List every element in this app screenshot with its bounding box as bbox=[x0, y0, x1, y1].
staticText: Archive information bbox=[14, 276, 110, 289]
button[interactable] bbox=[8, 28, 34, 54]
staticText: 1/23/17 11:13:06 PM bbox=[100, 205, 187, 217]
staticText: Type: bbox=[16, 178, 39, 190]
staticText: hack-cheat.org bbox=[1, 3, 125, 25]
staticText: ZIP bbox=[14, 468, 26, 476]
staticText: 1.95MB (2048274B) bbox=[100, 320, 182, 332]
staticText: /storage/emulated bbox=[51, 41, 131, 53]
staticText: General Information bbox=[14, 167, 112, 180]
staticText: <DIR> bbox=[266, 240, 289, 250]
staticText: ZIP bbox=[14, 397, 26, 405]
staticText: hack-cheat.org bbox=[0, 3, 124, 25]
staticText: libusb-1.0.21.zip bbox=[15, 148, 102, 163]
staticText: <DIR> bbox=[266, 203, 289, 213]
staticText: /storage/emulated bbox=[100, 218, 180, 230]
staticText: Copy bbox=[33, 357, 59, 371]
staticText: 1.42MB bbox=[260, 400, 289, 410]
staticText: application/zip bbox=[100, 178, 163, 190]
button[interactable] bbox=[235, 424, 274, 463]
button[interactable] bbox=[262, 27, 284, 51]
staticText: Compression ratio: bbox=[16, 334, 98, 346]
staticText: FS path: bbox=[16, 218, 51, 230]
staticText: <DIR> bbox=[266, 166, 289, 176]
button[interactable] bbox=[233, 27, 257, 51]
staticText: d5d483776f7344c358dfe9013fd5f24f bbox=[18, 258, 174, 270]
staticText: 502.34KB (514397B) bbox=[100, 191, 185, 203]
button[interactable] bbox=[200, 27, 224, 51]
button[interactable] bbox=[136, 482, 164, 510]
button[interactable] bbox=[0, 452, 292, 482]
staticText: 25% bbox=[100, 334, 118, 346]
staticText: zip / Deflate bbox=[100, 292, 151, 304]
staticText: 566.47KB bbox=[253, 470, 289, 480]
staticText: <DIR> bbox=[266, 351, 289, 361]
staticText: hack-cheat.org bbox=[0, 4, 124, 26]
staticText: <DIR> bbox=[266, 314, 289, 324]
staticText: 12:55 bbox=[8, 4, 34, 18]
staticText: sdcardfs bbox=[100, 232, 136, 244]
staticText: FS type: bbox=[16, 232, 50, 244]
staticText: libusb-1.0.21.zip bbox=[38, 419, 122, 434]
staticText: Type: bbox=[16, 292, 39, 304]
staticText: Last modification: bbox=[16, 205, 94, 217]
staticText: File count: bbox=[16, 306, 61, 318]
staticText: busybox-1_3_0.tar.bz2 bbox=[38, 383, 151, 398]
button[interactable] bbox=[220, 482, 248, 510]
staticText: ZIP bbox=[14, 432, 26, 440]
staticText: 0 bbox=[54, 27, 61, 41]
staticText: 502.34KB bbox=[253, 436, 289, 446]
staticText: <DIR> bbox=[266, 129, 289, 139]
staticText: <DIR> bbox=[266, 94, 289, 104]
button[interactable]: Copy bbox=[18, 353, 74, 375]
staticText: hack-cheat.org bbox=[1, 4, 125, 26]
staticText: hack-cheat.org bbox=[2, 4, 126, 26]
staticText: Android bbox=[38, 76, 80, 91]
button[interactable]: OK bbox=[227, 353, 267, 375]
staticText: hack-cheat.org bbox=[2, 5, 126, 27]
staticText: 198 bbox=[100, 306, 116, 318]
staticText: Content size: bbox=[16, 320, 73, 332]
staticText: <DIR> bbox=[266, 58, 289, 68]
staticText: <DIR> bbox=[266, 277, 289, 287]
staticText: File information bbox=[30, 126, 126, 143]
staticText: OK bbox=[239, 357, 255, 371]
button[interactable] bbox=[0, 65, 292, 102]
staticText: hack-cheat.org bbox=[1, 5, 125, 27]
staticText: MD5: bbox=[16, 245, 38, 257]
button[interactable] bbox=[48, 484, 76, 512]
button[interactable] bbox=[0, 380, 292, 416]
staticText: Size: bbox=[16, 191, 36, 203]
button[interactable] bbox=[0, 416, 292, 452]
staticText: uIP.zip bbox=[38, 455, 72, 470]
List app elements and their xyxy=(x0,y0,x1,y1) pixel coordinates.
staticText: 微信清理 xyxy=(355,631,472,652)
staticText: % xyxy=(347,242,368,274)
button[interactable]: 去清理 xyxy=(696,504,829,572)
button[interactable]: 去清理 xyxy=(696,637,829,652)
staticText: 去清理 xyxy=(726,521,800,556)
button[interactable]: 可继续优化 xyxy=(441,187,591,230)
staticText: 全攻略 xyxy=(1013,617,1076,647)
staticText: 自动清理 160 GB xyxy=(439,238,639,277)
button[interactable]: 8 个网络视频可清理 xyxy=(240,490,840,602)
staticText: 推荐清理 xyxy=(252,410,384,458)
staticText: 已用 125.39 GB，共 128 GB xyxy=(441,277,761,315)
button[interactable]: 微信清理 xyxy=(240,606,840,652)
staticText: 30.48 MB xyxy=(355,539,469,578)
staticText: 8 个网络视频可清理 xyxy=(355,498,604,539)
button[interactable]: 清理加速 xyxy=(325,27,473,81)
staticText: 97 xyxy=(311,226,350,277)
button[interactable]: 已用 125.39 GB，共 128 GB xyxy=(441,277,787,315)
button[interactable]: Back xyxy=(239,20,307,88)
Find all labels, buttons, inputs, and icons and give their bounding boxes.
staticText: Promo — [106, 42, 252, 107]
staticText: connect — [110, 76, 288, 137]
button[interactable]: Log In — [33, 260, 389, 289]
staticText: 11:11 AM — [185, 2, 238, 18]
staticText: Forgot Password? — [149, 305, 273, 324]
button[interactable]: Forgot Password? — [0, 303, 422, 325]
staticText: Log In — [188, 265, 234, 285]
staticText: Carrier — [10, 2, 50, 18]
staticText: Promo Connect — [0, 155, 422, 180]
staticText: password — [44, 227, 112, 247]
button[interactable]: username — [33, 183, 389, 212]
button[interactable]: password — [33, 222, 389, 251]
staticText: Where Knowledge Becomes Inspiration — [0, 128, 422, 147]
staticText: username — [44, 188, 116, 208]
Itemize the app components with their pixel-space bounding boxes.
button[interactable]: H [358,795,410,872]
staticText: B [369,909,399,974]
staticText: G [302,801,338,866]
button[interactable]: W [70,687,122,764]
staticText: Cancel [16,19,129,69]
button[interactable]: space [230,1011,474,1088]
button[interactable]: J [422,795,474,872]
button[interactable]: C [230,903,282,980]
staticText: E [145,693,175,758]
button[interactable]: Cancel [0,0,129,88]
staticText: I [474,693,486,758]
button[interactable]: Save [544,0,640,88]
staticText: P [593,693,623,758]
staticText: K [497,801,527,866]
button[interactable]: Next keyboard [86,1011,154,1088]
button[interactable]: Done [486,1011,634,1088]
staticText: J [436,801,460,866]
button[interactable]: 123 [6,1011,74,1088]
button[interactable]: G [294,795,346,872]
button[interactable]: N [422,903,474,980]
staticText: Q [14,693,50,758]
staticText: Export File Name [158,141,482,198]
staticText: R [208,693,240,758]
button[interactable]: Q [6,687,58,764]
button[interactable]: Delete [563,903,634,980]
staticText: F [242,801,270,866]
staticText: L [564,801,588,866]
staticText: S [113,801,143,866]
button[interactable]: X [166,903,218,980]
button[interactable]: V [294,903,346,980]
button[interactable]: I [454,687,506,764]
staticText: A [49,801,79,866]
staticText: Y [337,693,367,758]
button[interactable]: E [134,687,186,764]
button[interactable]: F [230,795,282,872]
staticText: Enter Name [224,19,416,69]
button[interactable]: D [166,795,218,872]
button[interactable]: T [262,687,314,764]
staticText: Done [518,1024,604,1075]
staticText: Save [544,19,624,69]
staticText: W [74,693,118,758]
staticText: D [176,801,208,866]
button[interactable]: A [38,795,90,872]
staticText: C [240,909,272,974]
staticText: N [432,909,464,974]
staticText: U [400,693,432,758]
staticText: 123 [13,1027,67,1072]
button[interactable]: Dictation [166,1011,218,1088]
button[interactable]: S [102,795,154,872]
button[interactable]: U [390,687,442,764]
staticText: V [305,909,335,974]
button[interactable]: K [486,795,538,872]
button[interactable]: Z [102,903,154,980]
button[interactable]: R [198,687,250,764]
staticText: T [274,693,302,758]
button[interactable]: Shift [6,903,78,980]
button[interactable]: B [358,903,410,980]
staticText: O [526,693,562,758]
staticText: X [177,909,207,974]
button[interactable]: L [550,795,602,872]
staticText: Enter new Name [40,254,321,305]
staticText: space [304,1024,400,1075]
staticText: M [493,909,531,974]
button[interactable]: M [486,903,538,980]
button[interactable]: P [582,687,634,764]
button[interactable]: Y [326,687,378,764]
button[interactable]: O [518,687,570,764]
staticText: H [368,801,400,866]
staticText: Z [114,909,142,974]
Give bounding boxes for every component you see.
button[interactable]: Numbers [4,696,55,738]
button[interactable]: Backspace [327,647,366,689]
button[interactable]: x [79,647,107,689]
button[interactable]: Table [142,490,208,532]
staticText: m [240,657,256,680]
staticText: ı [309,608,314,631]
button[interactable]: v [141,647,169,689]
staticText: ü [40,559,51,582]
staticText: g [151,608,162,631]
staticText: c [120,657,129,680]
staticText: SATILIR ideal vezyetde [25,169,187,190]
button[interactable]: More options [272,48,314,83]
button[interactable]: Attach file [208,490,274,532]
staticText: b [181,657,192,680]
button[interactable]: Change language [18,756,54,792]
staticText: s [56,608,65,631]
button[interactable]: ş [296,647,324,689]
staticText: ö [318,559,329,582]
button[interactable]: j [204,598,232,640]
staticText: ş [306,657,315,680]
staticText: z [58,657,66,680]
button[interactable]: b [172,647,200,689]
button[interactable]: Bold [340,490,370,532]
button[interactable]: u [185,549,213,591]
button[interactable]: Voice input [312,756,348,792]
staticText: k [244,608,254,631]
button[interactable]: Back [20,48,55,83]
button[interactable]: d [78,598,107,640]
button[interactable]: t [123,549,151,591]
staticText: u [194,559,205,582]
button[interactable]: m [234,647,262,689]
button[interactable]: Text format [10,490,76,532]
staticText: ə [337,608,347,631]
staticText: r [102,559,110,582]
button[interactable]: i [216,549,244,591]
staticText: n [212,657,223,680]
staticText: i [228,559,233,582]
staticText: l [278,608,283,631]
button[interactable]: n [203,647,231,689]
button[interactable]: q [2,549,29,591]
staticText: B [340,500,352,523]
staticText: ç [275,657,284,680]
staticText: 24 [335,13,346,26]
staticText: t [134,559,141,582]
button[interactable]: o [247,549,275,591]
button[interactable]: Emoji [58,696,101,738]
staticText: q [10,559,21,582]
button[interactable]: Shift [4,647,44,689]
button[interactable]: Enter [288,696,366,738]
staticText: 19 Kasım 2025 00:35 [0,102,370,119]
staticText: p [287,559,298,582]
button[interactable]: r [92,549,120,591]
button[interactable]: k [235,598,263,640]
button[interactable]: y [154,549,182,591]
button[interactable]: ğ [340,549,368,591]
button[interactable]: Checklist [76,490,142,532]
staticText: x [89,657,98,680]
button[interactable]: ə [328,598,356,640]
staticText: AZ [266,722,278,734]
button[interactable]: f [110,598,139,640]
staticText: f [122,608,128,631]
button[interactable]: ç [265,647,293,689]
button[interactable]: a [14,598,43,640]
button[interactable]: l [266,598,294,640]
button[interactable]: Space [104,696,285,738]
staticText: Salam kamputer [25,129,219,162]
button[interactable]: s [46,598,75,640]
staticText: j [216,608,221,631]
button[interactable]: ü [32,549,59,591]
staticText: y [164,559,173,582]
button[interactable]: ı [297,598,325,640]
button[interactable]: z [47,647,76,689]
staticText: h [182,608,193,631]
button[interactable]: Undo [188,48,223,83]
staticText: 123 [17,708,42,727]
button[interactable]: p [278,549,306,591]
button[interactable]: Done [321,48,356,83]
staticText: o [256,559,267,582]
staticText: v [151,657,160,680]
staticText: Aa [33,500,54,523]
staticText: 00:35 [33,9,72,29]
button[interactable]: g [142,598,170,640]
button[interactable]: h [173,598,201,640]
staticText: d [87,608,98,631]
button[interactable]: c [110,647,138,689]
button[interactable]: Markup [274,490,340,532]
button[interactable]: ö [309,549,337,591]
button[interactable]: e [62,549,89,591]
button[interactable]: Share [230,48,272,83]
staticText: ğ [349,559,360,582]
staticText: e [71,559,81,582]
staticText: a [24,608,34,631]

Task objective
Rewrite the items as a Markdown table with the columns No. and Line, giving each row a number and one line, starting with the first line of the items and going on through the line that contains "button[interactable] bbox=[262, 27, 284, 51]". Leave out any blank lines.

Exercise result
| No. | Line |
|---|---|
| 1 | List every element in this app screenshot with its bounding box as bbox=[x0, y0, x1, y1]. |
| 2 | staticText: Archive information bbox=[14, 276, 110, 289] |
| 3 | button[interactable] bbox=[8, 28, 34, 54] |
| 4 | staticText: 1/23/17 11:13:06 PM bbox=[100, 205, 187, 217] |
| 5 | staticText: Type: bbox=[16, 178, 39, 190] |
| 6 | staticText: hack-cheat.org bbox=[1, 3, 125, 25] |
| 7 | staticText: ZIP bbox=[14, 468, 26, 476] |
| 8 | staticText: 1.95MB (2048274B) bbox=[100, 320, 182, 332] |
| 9 | staticText: /storage/emulated bbox=[51, 41, 131, 53] |
| 10 | staticText: General Information bbox=[14, 167, 112, 180] |
| 11 | staticText: <DIR> bbox=[266, 240, 289, 250] |
| 12 | staticText: ZIP bbox=[14, 397, 26, 405] |
| 13 | staticText: hack-cheat.org bbox=[0, 3, 124, 25] |
| 14 | staticText: libusb-1.0.21.zip bbox=[15, 148, 102, 163] |
| 15 | staticText: <DIR> bbox=[266, 203, 289, 213] |
| 16 | staticText: /storage/emulated bbox=[100, 218, 180, 230] |
| 17 | staticText: Copy bbox=[33, 357, 59, 371] |
| 18 | staticText: 1.42MB bbox=[260, 400, 289, 410] |
| 19 | staticText: application/zip bbox=[100, 178, 163, 190] |
| 20 | button[interactable] bbox=[235, 424, 274, 463] |
| 21 | button[interactable] bbox=[262, 27, 284, 51] |